• MATERIAL FOR THIS EXERCISE:
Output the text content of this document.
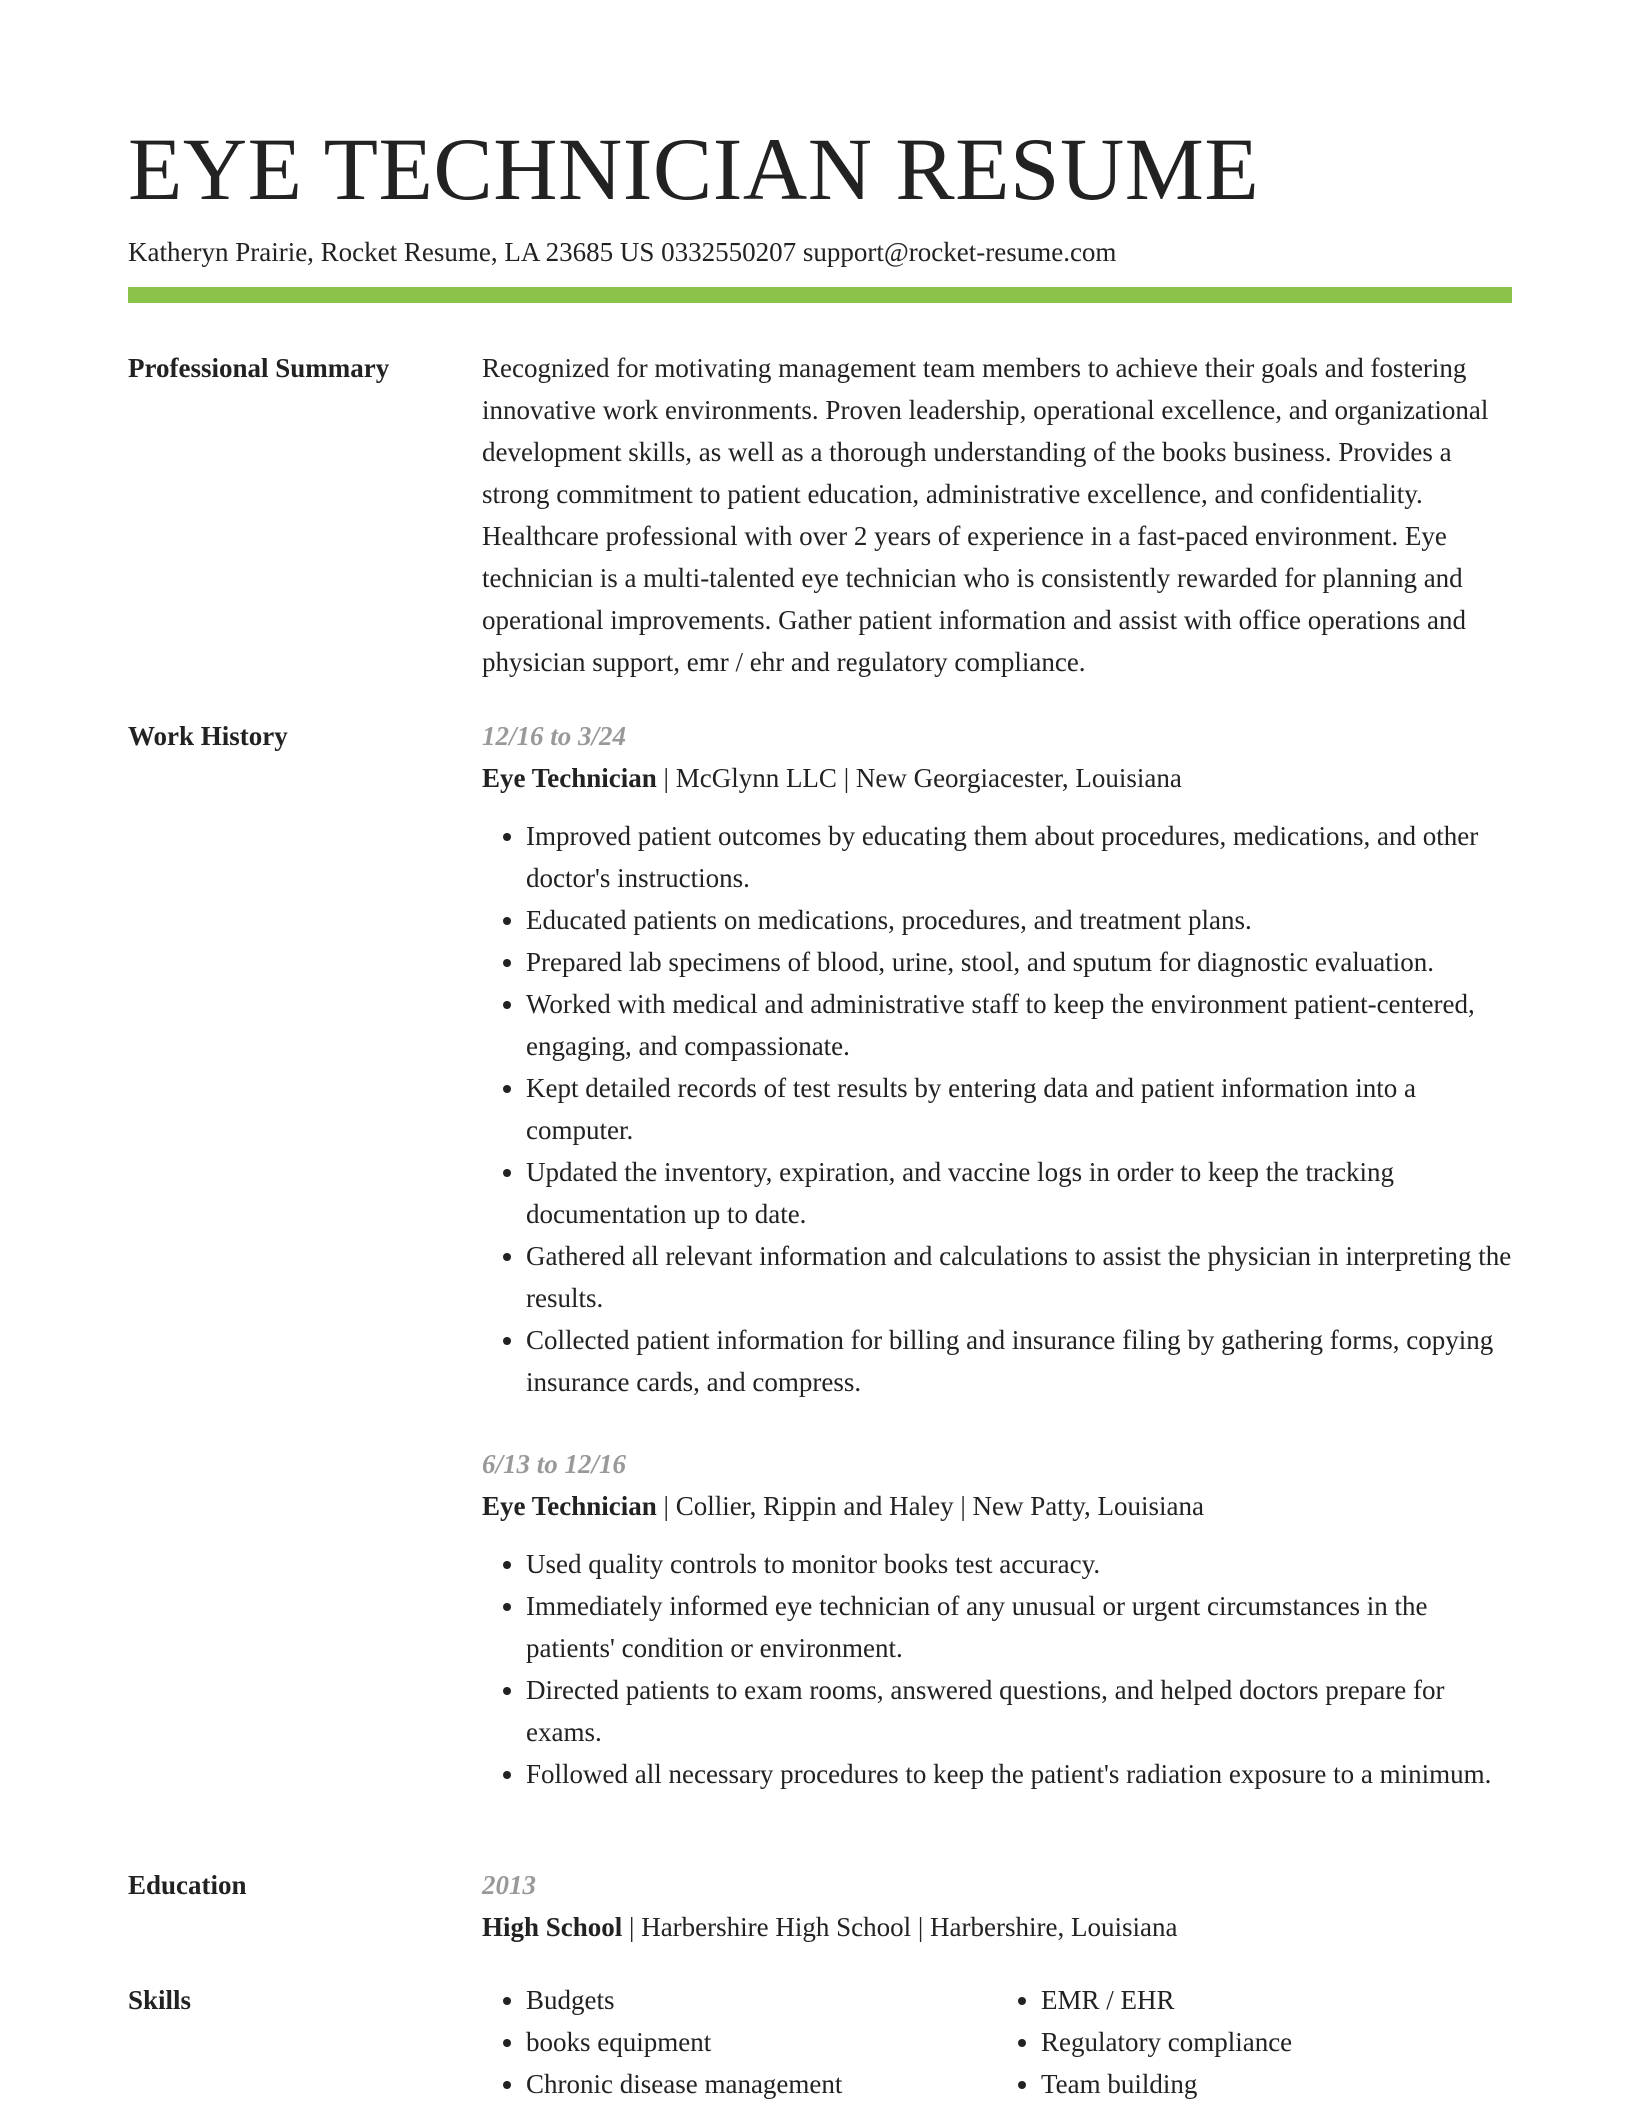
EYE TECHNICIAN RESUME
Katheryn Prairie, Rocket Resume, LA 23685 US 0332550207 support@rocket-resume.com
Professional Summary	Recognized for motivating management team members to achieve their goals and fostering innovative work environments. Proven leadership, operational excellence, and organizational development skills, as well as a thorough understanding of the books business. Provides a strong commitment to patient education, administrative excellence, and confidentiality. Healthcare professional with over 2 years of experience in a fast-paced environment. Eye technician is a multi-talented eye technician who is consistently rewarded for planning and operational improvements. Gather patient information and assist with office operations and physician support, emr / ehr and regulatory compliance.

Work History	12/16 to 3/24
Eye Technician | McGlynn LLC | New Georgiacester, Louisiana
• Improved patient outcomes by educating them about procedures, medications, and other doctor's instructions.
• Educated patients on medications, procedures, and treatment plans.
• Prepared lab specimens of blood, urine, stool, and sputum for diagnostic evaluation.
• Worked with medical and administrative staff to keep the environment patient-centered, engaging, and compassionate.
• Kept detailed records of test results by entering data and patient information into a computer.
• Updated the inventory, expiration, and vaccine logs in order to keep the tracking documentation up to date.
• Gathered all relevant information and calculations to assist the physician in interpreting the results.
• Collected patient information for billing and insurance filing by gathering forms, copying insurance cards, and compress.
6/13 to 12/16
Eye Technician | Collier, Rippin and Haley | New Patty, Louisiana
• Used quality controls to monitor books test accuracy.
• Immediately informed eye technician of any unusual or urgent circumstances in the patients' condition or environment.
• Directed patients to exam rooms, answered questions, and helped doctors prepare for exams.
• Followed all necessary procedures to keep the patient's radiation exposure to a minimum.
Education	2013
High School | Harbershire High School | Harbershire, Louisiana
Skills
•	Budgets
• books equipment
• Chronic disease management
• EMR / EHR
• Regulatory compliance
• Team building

--

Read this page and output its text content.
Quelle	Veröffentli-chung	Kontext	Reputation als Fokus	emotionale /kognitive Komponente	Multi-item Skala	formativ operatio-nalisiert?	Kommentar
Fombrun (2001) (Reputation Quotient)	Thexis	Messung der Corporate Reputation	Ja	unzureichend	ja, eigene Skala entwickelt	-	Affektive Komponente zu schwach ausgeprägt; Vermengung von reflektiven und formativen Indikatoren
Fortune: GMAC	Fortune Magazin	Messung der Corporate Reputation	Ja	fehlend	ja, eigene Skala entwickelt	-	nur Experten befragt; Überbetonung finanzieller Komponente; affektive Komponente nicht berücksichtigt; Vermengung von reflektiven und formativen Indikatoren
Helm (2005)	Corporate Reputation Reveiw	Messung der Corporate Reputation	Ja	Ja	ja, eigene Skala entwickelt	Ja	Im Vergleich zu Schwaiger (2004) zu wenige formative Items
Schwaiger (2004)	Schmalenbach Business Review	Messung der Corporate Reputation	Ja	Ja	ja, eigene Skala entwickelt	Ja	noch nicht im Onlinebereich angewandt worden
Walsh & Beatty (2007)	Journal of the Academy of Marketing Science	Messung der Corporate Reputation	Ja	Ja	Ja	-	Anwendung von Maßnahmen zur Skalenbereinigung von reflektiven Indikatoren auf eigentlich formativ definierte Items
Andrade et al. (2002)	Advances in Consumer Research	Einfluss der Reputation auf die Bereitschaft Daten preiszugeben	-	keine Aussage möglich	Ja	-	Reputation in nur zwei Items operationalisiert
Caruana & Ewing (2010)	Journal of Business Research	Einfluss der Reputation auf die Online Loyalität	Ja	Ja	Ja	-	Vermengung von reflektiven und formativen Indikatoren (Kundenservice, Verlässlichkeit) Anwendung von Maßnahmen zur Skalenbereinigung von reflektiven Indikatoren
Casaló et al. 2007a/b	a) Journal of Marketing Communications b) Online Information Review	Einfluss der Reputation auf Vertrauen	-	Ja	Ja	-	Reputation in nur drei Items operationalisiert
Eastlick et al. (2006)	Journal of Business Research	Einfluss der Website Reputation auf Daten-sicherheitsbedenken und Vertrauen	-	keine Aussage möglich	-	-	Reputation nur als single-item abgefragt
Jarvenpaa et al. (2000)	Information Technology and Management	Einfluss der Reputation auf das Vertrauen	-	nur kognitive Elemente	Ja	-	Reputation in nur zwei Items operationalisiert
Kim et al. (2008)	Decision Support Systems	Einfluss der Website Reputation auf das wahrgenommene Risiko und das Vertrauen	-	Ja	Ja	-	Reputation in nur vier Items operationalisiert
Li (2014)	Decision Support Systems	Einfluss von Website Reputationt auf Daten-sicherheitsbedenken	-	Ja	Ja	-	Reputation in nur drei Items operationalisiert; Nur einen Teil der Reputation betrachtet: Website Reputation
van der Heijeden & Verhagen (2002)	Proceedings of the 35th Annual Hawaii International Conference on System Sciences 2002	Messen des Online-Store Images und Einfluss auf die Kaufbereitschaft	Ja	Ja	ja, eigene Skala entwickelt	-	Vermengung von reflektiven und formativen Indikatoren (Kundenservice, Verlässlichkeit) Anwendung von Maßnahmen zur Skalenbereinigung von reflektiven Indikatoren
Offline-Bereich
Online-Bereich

...

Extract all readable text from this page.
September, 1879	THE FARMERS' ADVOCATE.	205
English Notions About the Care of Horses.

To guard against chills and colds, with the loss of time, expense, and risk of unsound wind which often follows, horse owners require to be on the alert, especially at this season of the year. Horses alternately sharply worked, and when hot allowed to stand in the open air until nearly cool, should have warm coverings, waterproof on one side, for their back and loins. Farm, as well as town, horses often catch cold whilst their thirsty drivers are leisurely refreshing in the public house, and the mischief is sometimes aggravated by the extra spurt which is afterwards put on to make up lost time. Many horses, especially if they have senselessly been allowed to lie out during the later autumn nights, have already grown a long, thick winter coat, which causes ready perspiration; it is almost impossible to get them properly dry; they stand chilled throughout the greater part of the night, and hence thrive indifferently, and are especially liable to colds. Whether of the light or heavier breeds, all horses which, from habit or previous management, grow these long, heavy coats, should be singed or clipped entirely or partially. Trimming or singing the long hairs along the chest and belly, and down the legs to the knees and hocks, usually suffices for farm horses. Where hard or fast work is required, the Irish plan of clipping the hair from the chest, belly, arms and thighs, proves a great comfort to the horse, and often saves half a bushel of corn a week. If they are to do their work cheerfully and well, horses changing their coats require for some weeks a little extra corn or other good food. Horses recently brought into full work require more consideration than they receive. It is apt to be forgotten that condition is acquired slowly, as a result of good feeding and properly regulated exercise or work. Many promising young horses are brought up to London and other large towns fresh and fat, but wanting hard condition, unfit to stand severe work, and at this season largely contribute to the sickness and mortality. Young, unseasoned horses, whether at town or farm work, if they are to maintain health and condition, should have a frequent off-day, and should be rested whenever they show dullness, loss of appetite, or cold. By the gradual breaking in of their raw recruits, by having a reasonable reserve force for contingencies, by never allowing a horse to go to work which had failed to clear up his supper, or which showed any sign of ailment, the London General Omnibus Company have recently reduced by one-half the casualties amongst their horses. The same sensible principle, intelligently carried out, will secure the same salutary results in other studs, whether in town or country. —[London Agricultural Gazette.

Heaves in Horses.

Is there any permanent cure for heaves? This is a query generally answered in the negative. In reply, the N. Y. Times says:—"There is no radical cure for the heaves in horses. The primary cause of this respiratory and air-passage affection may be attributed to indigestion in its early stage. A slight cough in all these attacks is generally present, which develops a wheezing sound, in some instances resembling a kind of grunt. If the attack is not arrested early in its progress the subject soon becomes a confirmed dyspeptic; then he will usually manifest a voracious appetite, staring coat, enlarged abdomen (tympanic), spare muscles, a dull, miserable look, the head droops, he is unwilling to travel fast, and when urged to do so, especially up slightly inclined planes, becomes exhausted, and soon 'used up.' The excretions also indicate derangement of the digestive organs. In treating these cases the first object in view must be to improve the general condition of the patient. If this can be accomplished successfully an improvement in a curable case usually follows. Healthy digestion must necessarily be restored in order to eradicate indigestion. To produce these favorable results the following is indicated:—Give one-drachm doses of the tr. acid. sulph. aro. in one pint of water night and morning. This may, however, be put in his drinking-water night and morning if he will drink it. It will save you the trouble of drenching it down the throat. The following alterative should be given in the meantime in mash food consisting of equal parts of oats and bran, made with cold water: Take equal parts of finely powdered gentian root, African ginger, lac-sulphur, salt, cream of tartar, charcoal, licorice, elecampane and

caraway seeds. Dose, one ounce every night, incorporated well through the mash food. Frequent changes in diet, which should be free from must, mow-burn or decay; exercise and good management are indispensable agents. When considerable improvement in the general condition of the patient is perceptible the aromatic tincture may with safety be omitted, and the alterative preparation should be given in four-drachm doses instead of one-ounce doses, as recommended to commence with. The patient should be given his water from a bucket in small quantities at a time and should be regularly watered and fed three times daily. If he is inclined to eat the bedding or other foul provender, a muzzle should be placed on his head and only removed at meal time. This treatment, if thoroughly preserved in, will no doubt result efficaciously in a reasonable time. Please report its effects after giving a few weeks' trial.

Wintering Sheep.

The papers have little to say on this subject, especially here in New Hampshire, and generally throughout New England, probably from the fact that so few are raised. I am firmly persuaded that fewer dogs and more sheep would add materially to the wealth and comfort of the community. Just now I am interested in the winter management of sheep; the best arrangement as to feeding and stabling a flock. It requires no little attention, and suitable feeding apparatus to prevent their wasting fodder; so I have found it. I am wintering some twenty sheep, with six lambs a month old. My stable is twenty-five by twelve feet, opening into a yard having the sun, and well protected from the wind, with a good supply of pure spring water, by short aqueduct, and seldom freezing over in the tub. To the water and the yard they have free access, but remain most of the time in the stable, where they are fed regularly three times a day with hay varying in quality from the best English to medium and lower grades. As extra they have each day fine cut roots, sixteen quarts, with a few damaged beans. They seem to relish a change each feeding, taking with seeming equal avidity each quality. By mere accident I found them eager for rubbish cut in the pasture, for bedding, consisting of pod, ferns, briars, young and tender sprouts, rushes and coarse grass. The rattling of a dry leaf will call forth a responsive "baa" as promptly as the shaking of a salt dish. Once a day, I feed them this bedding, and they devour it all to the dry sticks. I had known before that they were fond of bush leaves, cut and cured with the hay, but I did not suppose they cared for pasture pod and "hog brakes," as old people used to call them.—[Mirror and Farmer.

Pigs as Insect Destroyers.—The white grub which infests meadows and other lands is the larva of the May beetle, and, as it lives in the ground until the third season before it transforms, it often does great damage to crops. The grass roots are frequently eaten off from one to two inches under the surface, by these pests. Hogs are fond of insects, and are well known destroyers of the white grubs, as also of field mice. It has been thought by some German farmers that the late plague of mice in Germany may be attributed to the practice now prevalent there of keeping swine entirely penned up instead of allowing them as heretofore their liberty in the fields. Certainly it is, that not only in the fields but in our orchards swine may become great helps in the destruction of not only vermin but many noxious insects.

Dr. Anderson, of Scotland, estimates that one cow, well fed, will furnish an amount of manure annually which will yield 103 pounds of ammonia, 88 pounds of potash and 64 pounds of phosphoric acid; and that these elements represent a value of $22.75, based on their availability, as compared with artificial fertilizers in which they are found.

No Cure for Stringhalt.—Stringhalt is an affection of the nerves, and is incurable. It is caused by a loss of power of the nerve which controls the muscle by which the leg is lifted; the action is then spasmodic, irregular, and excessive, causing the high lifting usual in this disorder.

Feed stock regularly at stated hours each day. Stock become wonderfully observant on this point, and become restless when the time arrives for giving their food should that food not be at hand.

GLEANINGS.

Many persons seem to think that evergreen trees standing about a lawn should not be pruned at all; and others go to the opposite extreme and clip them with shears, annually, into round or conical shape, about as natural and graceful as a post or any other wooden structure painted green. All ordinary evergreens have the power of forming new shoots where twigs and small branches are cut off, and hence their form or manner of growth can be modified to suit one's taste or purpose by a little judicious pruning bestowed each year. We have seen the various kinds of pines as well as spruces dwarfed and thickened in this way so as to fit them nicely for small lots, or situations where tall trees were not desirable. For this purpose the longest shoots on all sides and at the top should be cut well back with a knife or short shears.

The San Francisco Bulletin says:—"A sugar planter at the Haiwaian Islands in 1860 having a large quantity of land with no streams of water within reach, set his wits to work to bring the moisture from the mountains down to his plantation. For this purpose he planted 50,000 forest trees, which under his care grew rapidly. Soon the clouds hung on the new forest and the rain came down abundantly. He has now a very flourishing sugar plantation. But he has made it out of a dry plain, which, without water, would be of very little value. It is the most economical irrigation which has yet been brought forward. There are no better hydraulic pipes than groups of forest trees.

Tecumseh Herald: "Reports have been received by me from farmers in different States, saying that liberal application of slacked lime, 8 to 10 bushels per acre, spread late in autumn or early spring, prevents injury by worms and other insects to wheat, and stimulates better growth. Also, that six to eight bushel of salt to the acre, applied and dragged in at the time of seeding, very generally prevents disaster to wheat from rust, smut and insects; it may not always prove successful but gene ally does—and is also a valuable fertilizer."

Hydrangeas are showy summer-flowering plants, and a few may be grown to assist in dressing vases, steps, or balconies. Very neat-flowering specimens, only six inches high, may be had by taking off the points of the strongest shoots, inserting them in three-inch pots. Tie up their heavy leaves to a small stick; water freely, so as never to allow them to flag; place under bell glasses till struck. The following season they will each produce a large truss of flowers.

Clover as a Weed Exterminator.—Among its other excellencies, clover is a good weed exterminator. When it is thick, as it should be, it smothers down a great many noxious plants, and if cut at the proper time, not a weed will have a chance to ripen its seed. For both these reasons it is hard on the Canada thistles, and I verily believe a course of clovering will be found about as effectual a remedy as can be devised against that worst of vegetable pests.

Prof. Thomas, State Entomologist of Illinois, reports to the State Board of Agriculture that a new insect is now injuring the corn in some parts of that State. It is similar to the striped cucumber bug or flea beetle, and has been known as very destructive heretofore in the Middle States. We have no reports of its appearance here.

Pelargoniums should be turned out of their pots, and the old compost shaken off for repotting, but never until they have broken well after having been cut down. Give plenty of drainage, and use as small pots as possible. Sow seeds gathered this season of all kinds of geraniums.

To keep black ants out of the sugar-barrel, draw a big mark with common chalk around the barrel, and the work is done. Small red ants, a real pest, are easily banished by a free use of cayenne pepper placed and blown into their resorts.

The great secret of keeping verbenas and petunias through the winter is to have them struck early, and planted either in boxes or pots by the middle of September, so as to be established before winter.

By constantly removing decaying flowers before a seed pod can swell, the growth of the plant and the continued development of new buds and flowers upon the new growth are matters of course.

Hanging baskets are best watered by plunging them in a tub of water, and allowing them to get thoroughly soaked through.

• REQUIREMENT:
The answer should consist of all lines from the records above that hold the word "Marketing".

• TASK SOLUTION:
Walsh & Beatty (2007)	Journal of the Academy of Marketing Science	Messung der Corporate Reputation	Ja	Ja	Ja	-	Anwendung von Maßnahmen zur Skalenbereinigung von reflektiven Indikatoren auf eigentlich formativ definierte Items
Casaló et al. 2007a/b	a) Journal of Marketing Communications b) Online Information Review	Einfluss der Reputation auf Vertrauen	-	Ja	Ja	-	Reputation in nur drei Items operationalisiert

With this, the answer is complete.